BEGIN Given entries

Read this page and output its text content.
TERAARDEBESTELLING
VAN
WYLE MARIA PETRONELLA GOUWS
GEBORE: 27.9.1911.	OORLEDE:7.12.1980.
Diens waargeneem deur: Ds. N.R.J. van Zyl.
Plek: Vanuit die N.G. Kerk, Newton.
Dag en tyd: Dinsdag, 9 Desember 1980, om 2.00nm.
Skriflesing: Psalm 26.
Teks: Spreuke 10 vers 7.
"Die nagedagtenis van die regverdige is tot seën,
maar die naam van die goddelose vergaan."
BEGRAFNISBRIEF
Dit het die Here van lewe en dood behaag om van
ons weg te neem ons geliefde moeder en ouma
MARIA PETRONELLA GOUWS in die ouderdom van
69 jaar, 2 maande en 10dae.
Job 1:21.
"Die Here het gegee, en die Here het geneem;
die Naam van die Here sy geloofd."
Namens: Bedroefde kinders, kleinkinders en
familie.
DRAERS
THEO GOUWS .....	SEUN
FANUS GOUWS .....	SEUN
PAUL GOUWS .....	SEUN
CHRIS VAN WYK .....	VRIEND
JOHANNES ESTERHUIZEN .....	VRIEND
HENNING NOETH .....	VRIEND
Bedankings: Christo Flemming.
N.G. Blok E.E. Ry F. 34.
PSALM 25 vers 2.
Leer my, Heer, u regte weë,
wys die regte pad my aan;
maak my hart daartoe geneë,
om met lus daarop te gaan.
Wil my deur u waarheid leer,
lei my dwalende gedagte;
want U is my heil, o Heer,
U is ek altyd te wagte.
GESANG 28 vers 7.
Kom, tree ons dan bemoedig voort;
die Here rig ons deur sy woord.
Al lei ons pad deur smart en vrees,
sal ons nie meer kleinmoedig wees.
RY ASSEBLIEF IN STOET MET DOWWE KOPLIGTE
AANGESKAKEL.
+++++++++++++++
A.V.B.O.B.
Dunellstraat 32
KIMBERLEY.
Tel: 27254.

END Given entries

Return all of the entries exactly as they were supplied.

**In response:**
Read this page and output its text content.
TERAARDEBESTELLING
VAN
WYLE MARIA PETRONELLA GOUWS
GEBORE: 27.9.1911.	OORLEDE:7.12.1980.
Diens waargeneem deur: Ds. N.R.J. van Zyl.
Plek: Vanuit die N.G. Kerk, Newton.
Dag en tyd: Dinsdag, 9 Desember 1980, om 2.00nm.
Skriflesing: Psalm 26.
Teks: Spreuke 10 vers 7.
"Die nagedagtenis van die regverdige is tot seën,
maar die naam van die goddelose vergaan."
BEGRAFNISBRIEF
Dit het die Here van lewe en dood behaag om van
ons weg te neem ons geliefde moeder en ouma
MARIA PETRONELLA GOUWS in die ouderdom van
69 jaar, 2 maande en 10dae.
Job 1:21.
"Die Here het gegee, en die Here het geneem;
die Naam van die Here sy geloofd."
Namens: Bedroefde kinders, kleinkinders en
familie.
DRAERS
THEO GOUWS .....	SEUN
FANUS GOUWS .....	SEUN
PAUL GOUWS .....	SEUN
CHRIS VAN WYK .....	VRIEND
JOHANNES ESTERHUIZEN .....	VRIEND
HENNING NOETH .....	VRIEND
Bedankings: Christo Flemming.
N.G. Blok E.E. Ry F. 34.
PSALM 25 vers 2.
Leer my, Heer, u regte weë,
wys die regte pad my aan;
maak my hart daartoe geneë,
om met lus daarop te gaan.
Wil my deur u waarheid leer,
lei my dwalende gedagte;
want U is my heil, o Heer,
U is ek altyd te wagte.
GESANG 28 vers 7.
Kom, tree ons dan bemoedig voort;
die Here rig ons deur sy woord.
Al lei ons pad deur smart en vrees,
sal ons nie meer kleinmoedig wees.
RY ASSEBLIEF IN STOET MET DOWWE KOPLIGTE
AANGESKAKEL.
+++++++++++++++
A.V.B.O.B.
Dunellstraat 32
KIMBERLEY.
Tel: 27254.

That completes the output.